── Records for this task

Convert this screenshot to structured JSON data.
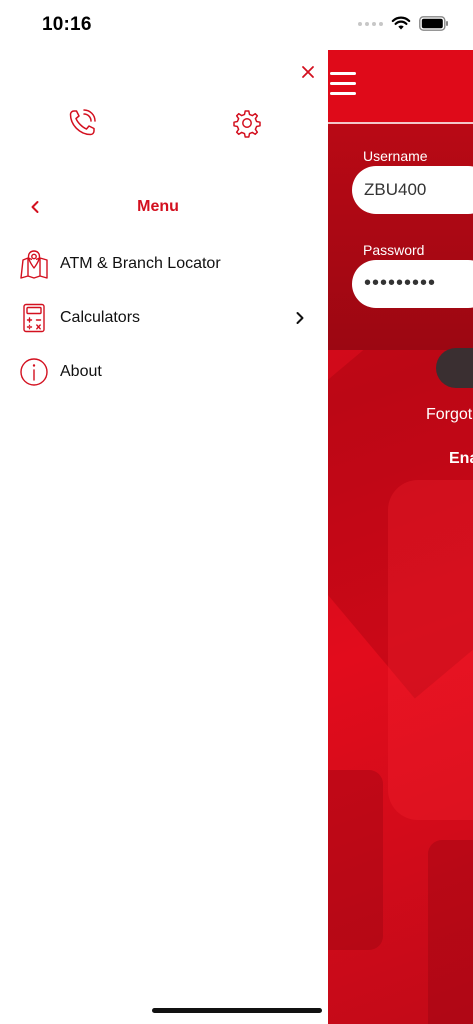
{
  "status_bar": {
    "time": "10:16"
  },
  "drawer": {
    "menu_title": "Menu",
    "items": [
      {
        "label": "ATM & Branch Locator",
        "icon": "map-pin-icon",
        "has_submenu": false
      },
      {
        "label": "Calculators",
        "icon": "calculator-icon",
        "has_submenu": true
      },
      {
        "label": "About",
        "icon": "info-icon",
        "has_submenu": false
      }
    ]
  },
  "login": {
    "username_label": "Username",
    "username_value": "ZBU400",
    "password_label": "Password",
    "password_value": "•••••••••",
    "forgot_text": "Forgot",
    "enable_text": "Ena"
  },
  "colors": {
    "brand_red": "#d3101f",
    "header_red": "#df0a19",
    "panel_red": "#a80812",
    "button_dark": "#3a2f31"
  }
}
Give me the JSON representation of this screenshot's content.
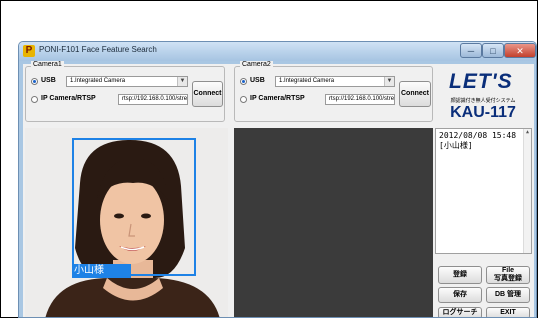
{
  "window": {
    "app_icon": "P",
    "title": "PONI-F101 Face Feature Search",
    "controls": {
      "minimize": "─",
      "maximize": "□",
      "close": "✕"
    }
  },
  "camera1": {
    "group_label": "Camera1",
    "usb_label": "USB",
    "usb_selected": true,
    "device_value": "1.Integrated Camera",
    "ip_label": "IP Camera/RTSP",
    "rtsp_value": "rtsp://192.168.0.100/stre",
    "connect_label": "Connect"
  },
  "camera2": {
    "group_label": "Camera2",
    "usb_label": "USB",
    "usb_selected": true,
    "device_value": "1.Integrated Camera",
    "ip_label": "IP Camera/RTSP",
    "rtsp_value": "rtsp://192.168.0.100/stre",
    "connect_label": "Connect"
  },
  "logo": {
    "brand": "LET'S",
    "subtitle": "顔認識付き無人受付システム",
    "model": "KAU-117"
  },
  "log": {
    "lines": [
      "2012/08/08 15:48",
      "[小山様]"
    ]
  },
  "face": {
    "name_label": "小山様"
  },
  "buttons": {
    "register": "登録",
    "file_register_top": "File",
    "file_register_bottom": "写真登録",
    "save": "保存",
    "db_manage": "DB 管理",
    "log_search": "ログサーチ",
    "exit": "EXIT"
  },
  "colors": {
    "face_box": "#1e82e6",
    "brand": "#0a2e7a",
    "close_button": "#c3402c"
  }
}
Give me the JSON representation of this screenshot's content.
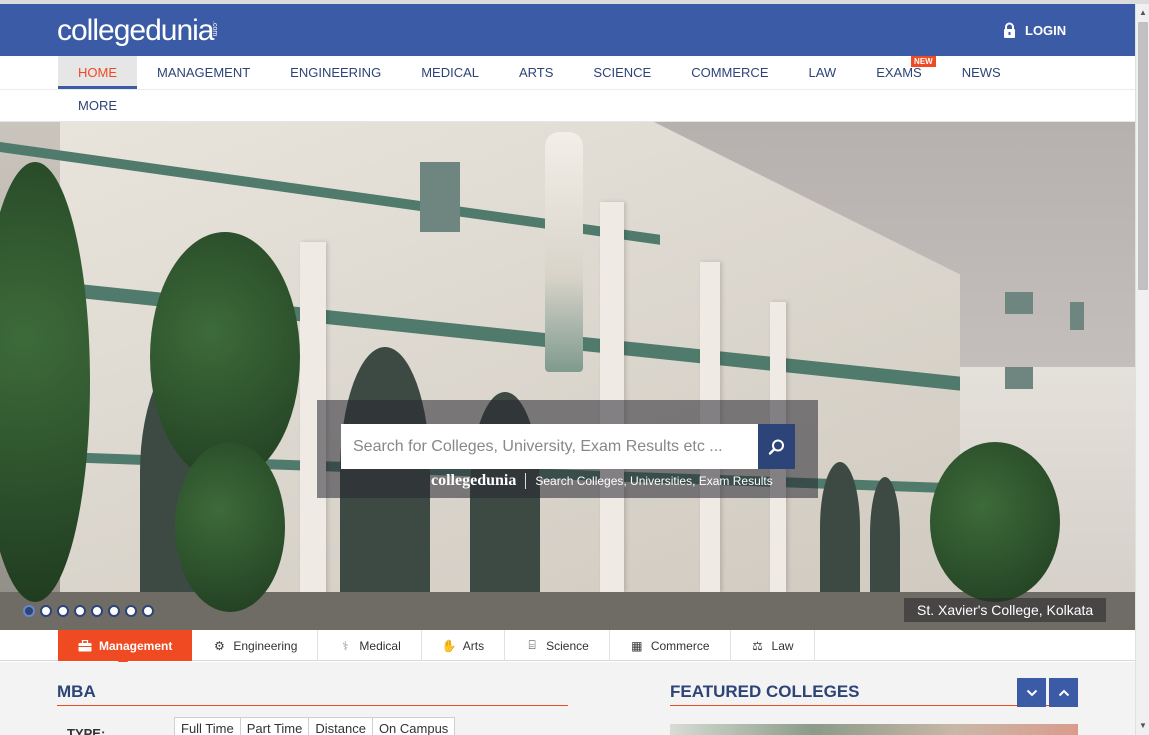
{
  "header": {
    "logo_text": "collegedunia",
    "logo_suffix": ".com",
    "login_label": "LOGIN",
    "login_icon": "lock-icon",
    "bg_color": "#3b5ba7"
  },
  "nav": {
    "items": [
      {
        "label": "HOME",
        "active": true
      },
      {
        "label": "MANAGEMENT"
      },
      {
        "label": "ENGINEERING"
      },
      {
        "label": "MEDICAL"
      },
      {
        "label": "ARTS"
      },
      {
        "label": "SCIENCE"
      },
      {
        "label": "COMMERCE"
      },
      {
        "label": "LAW"
      },
      {
        "label": "EXAMS",
        "badge": "NEW"
      },
      {
        "label": "NEWS"
      }
    ],
    "more_label": "MORE",
    "active_color": "#f04a23"
  },
  "hero": {
    "search_placeholder": "Search for Colleges, University, Exam Results etc ...",
    "search_brand": "collegedunia",
    "search_tagline": "Search Colleges, Universities, Exam Results",
    "search_icon": "search-icon",
    "slides_count": 8,
    "active_slide": 1,
    "caption": "St. Xavier's College, Kolkata"
  },
  "categories": {
    "tabs": [
      {
        "label": "Management",
        "icon": "briefcase-icon",
        "active": true
      },
      {
        "label": "Engineering",
        "icon": "gears-icon"
      },
      {
        "label": "Medical",
        "icon": "medical-icon"
      },
      {
        "label": "Arts",
        "icon": "hand-icon"
      },
      {
        "label": "Science",
        "icon": "microscope-icon"
      },
      {
        "label": "Commerce",
        "icon": "calculator-icon"
      },
      {
        "label": "Law",
        "icon": "scales-icon"
      }
    ]
  },
  "mba": {
    "title": "MBA",
    "type_label": "TYPE:",
    "type_options": [
      "Full Time",
      "Part Time",
      "Distance",
      "On Campus"
    ]
  },
  "featured": {
    "title": "FEATURED COLLEGES",
    "down_icon": "chevron-down-icon",
    "up_icon": "chevron-up-icon"
  }
}
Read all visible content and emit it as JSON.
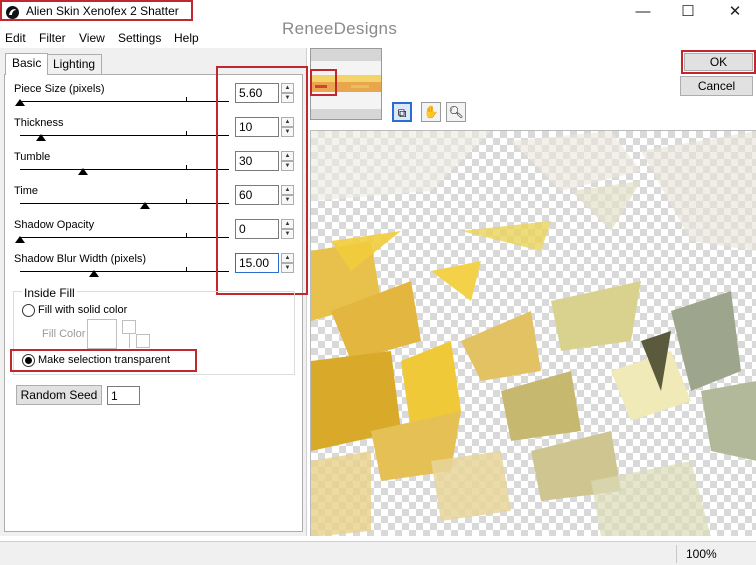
{
  "window": {
    "title": "Alien Skin Xenofex 2 Shatter",
    "watermark": "ReneeDesigns",
    "controls": {
      "minimize": "—",
      "maximize": "☐",
      "close": "✕"
    }
  },
  "menu": [
    "Edit",
    "Filter",
    "View",
    "Settings",
    "Help"
  ],
  "tabs": [
    {
      "label": "Basic",
      "active": true
    },
    {
      "label": "Lighting",
      "active": false
    }
  ],
  "params": [
    {
      "label": "Piece Size (pixels)",
      "value": "5.60"
    },
    {
      "label": "Thickness",
      "value": "10"
    },
    {
      "label": "Tumble",
      "value": "30"
    },
    {
      "label": "Time",
      "value": "60"
    },
    {
      "label": "Shadow Opacity",
      "value": "0"
    },
    {
      "label": "Shadow Blur Width (pixels)",
      "value": "15.00"
    }
  ],
  "inside_fill": {
    "group_label": "Inside Fill",
    "option_solid": "Fill with solid color",
    "fill_color_label": "Fill Color",
    "option_transparent": "Make selection transparent",
    "selected": "transparent"
  },
  "random_seed": {
    "label": "Random Seed",
    "value": "1"
  },
  "buttons": {
    "ok": "OK",
    "cancel": "Cancel"
  },
  "tools": [
    "preview-toggle-icon",
    "hand-icon",
    "zoom-icon"
  ],
  "status": {
    "zoom": "100%"
  },
  "colors": {
    "highlight": "#c0282d",
    "accent": "#2a6fd0"
  }
}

────

● Job
In the entries above, locate every line with the word "collegedunia" and copy it.

● Answer to this problem
    "logo_text": "collegedunia",
    "search_brand": "collegedunia",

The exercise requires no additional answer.